Task input start

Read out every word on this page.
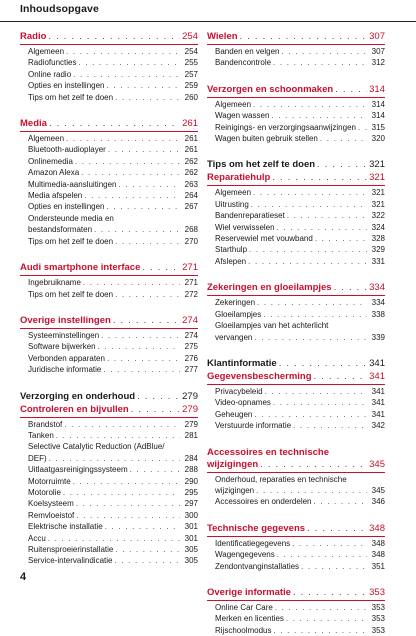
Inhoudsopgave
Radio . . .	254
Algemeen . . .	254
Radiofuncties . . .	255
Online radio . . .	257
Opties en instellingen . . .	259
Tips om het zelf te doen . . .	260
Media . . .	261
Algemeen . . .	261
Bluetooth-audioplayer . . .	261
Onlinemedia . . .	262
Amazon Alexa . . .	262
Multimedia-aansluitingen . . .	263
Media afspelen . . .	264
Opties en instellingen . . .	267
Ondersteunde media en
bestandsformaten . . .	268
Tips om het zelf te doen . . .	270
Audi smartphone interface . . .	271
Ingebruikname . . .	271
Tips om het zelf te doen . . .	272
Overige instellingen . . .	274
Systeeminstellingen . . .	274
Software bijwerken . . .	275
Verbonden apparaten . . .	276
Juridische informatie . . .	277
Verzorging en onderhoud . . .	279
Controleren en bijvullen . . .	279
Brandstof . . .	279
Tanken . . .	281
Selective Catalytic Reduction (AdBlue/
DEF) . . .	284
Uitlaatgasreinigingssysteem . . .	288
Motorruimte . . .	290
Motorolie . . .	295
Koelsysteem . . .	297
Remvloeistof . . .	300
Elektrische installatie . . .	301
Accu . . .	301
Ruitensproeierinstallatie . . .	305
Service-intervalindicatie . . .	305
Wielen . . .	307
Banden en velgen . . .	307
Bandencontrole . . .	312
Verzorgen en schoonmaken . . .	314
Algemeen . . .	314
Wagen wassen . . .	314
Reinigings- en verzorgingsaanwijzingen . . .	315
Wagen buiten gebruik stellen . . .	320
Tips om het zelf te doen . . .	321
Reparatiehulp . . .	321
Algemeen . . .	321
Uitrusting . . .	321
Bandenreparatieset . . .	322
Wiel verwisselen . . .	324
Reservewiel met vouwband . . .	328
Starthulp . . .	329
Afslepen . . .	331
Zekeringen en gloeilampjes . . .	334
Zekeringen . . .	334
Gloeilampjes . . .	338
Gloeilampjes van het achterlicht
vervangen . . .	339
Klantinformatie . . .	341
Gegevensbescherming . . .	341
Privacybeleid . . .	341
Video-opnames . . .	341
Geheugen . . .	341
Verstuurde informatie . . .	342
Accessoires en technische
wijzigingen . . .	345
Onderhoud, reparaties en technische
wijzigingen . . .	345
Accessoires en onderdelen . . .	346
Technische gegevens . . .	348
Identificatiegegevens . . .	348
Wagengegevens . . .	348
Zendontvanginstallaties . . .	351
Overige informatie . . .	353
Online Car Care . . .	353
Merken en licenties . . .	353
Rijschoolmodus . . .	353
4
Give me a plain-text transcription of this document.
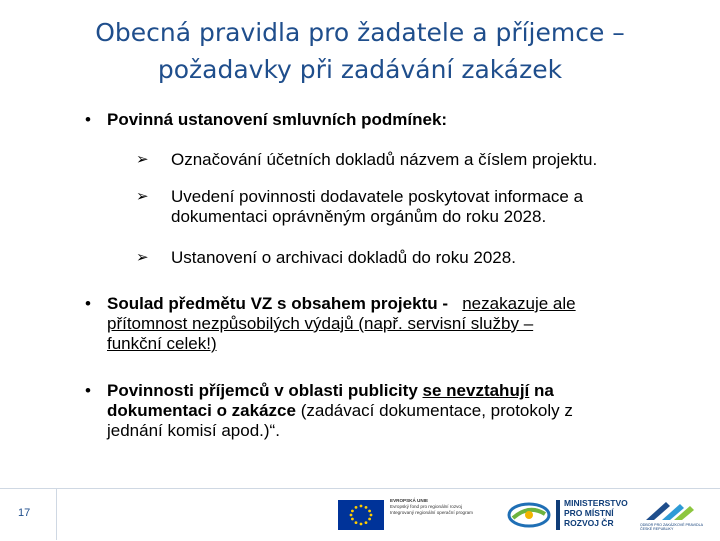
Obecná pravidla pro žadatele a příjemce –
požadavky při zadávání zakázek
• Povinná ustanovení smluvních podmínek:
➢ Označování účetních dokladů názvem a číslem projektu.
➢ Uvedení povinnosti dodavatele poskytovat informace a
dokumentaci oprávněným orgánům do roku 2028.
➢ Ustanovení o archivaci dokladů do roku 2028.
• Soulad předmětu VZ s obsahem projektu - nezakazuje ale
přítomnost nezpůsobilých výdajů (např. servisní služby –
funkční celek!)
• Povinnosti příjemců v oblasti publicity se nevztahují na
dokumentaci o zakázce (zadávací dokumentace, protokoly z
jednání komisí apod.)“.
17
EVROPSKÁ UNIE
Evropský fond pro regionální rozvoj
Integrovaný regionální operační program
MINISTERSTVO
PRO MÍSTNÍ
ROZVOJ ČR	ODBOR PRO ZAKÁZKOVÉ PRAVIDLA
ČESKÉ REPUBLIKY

Task input end

# [Exercise instructions]
Find the word "Algemeen" in the data and show each line that holds it.

# [Result]
Algemeen . . .	254
Algemeen . . .	261
Algemeen . . .	314
Algemeen . . .	321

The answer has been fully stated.